#### SUPPLIED INFORMATION:
-- START --
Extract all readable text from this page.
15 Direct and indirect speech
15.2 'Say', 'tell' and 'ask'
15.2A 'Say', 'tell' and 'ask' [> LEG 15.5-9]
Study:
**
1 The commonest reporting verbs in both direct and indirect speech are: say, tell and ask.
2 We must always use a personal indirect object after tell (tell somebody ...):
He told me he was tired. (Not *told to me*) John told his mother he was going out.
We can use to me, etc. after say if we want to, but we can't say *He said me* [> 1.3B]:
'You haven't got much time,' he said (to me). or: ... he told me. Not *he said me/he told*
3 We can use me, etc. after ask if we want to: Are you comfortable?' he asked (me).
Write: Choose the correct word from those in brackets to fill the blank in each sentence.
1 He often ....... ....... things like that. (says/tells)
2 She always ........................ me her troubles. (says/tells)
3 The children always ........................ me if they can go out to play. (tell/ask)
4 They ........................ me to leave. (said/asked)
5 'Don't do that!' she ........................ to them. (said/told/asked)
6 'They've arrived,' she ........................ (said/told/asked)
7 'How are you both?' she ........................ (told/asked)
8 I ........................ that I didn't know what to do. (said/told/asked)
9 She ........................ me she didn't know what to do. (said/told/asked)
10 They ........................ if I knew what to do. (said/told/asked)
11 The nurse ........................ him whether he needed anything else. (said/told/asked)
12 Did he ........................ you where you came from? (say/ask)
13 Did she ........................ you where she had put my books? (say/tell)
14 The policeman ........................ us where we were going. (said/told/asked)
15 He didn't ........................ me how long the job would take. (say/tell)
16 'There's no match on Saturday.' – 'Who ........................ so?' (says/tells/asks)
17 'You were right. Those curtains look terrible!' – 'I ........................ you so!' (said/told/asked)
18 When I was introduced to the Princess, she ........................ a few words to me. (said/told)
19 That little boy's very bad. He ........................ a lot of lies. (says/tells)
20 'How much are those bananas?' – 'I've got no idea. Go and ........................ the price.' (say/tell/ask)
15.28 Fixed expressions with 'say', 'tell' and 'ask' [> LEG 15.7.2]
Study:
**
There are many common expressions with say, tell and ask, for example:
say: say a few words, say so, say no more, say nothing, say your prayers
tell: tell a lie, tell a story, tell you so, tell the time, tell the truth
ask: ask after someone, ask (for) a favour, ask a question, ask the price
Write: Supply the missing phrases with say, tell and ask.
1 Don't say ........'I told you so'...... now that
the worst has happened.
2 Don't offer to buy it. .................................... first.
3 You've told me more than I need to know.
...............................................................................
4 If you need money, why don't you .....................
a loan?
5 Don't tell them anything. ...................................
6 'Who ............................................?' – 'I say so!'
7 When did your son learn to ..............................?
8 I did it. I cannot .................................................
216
-- END --
#### EXERCISE BRIEF:
Set down each entry again, unchanged.

#### CORRECT OUTPUT:
Extract all readable text from this page.
15 Direct and indirect speech
15.2 'Say', 'tell' and 'ask'
15.2A 'Say', 'tell' and 'ask' [> LEG 15.5-9]
Study:
**
1 The commonest reporting verbs in both direct and indirect speech are: say, tell and ask.
2 We must always use a personal indirect object after tell (tell somebody ...):
He told me he was tired. (Not *told to me*) John told his mother he was going out.
We can use to me, etc. after say if we want to, but we can't say *He said me* [> 1.3B]:
'You haven't got much time,' he said (to me). or: ... he told me. Not *he said me/he told*
3 We can use me, etc. after ask if we want to: Are you comfortable?' he asked (me).
Write: Choose the correct word from those in brackets to fill the blank in each sentence.
1 He often ....... ....... things like that. (says/tells)
2 She always ........................ me her troubles. (says/tells)
3 The children always ........................ me if they can go out to play. (tell/ask)
4 They ........................ me to leave. (said/asked)
5 'Don't do that!' she ........................ to them. (said/told/asked)
6 'They've arrived,' she ........................ (said/told/asked)
7 'How are you both?' she ........................ (told/asked)
8 I ........................ that I didn't know what to do. (said/told/asked)
9 She ........................ me she didn't know what to do. (said/told/asked)
10 They ........................ if I knew what to do. (said/told/asked)
11 The nurse ........................ him whether he needed anything else. (said/told/asked)
12 Did he ........................ you where you came from? (say/ask)
13 Did she ........................ you where she had put my books? (say/tell)
14 The policeman ........................ us where we were going. (said/told/asked)
15 He didn't ........................ me how long the job would take. (say/tell)
16 'There's no match on Saturday.' – 'Who ........................ so?' (says/tells/asks)
17 'You were right. Those curtains look terrible!' – 'I ........................ you so!' (said/told/asked)
18 When I was introduced to the Princess, she ........................ a few words to me. (said/told)
19 That little boy's very bad. He ........................ a lot of lies. (says/tells)
20 'How much are those bananas?' – 'I've got no idea. Go and ........................ the price.' (say/tell/ask)
15.28 Fixed expressions with 'say', 'tell' and 'ask' [> LEG 15.7.2]
Study:
**
There are many common expressions with say, tell and ask, for example:
say: say a few words, say so, say no more, say nothing, say your prayers
tell: tell a lie, tell a story, tell you so, tell the time, tell the truth
ask: ask after someone, ask (for) a favour, ask a question, ask the price
Write: Supply the missing phrases with say, tell and ask.
1 Don't say ........'I told you so'...... now that
the worst has happened.
2 Don't offer to buy it. .................................... first.
3 You've told me more than I need to know.
...............................................................................
4 If you need money, why don't you .....................
a loan?
5 Don't tell them anything. ...................................
6 'Who ............................................?' – 'I say so!'
7 When did your son learn to ..............................?
8 I did it. I cannot .................................................
216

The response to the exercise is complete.